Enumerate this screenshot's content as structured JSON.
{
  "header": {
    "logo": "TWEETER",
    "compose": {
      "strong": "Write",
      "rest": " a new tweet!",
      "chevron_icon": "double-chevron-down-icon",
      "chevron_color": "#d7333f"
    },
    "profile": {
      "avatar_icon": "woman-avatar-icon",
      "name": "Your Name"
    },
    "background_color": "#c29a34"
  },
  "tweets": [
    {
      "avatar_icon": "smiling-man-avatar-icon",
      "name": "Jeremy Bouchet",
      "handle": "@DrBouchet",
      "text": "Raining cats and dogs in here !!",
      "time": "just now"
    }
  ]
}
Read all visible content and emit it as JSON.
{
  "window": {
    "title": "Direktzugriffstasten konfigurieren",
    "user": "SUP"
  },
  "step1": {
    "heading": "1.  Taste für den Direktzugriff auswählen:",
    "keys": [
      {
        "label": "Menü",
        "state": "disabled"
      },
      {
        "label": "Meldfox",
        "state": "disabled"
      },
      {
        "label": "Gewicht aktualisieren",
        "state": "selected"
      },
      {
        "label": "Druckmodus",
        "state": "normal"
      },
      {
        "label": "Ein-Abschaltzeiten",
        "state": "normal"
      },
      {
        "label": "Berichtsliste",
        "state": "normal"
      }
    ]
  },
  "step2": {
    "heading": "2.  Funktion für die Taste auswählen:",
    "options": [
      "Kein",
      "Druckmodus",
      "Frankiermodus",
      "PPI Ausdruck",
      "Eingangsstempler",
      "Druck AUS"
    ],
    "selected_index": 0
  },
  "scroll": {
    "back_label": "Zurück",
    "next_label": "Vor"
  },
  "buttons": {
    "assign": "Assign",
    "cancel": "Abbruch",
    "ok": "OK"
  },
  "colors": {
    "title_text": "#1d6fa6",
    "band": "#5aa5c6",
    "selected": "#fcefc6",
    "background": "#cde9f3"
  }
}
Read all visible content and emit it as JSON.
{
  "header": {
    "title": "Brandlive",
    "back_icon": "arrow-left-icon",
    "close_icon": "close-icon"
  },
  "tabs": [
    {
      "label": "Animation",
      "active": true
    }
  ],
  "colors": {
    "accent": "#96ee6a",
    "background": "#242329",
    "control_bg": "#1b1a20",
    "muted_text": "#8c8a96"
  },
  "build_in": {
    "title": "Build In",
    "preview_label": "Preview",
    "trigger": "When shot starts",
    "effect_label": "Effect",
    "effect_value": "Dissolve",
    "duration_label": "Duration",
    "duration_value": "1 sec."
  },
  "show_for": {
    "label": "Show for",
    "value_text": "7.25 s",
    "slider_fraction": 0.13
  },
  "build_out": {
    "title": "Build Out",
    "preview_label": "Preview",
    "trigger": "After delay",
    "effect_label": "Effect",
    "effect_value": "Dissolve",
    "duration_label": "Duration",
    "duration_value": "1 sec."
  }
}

☆ ☆ ☆ ☆

### Written task
Exactly reproduce the material above.

### Exercise response
Enumerate this screenshot's content as structured JSON.
{
  "header": {
    "logo": "TWEETER",
    "compose": {
      "strong": "Write",
      "rest": " a new tweet!",
      "chevron_icon": "double-chevron-down-icon",
      "chevron_color": "#d7333f"
    },
    "profile": {
      "avatar_icon": "woman-avatar-icon",
      "name": "Your Name"
    },
    "background_color": "#c29a34"
  },
  "tweets": [
    {
      "avatar_icon": "smiling-man-avatar-icon",
      "name": "Jeremy Bouchet",
      "handle": "@DrBouchet",
      "text": "Raining cats and dogs in here !!",
      "time": "just now"
    }
  ]
}
Read all visible content and emit it as JSON.
{
  "window": {
    "title": "Direktzugriffstasten konfigurieren",
    "user": "SUP"
  },
  "step1": {
    "heading": "1.  Taste für den Direktzugriff auswählen:",
    "keys": [
      {
        "label": "Menü",
        "state": "disabled"
      },
      {
        "label": "Meldfox",
        "state": "disabled"
      },
      {
        "label": "Gewicht aktualisieren",
        "state": "selected"
      },
      {
        "label": "Druckmodus",
        "state": "normal"
      },
      {
        "label": "Ein-Abschaltzeiten",
        "state": "normal"
      },
      {
        "label": "Berichtsliste",
        "state": "normal"
      }
    ]
  },
  "step2": {
    "heading": "2.  Funktion für die Taste auswählen:",
    "options": [
      "Kein",
      "Druckmodus",
      "Frankiermodus",
      "PPI Ausdruck",
      "Eingangsstempler",
      "Druck AUS"
    ],
    "selected_index": 0
  },
  "scroll": {
    "back_label": "Zurück",
    "next_label": "Vor"
  },
  "buttons": {
    "assign": "Assign",
    "cancel": "Abbruch",
    "ok": "OK"
  },
  "colors": {
    "title_text": "#1d6fa6",
    "band": "#5aa5c6",
    "selected": "#fcefc6",
    "background": "#cde9f3"
  }
}
Read all visible content and emit it as JSON.
{
  "header": {
    "title": "Brandlive",
    "back_icon": "arrow-left-icon",
    "close_icon": "close-icon"
  },
  "tabs": [
    {
      "label": "Animation",
      "active": true
    }
  ],
  "colors": {
    "accent": "#96ee6a",
    "background": "#242329",
    "control_bg": "#1b1a20",
    "muted_text": "#8c8a96"
  },
  "build_in": {
    "title": "Build In",
    "preview_label": "Preview",
    "trigger": "When shot starts",
    "effect_label": "Effect",
    "effect_value": "Dissolve",
    "duration_label": "Duration",
    "duration_value": "1 sec."
  },
  "show_for": {
    "label": "Show for",
    "value_text": "7.25 s",
    "slider_fraction": 0.13
  },
  "build_out": {
    "title": "Build Out",
    "preview_label": "Preview",
    "trigger": "After delay",
    "effect_label": "Effect",
    "effect_value": "Dissolve",
    "duration_label": "Duration",
    "duration_value": "1 sec."
  }
}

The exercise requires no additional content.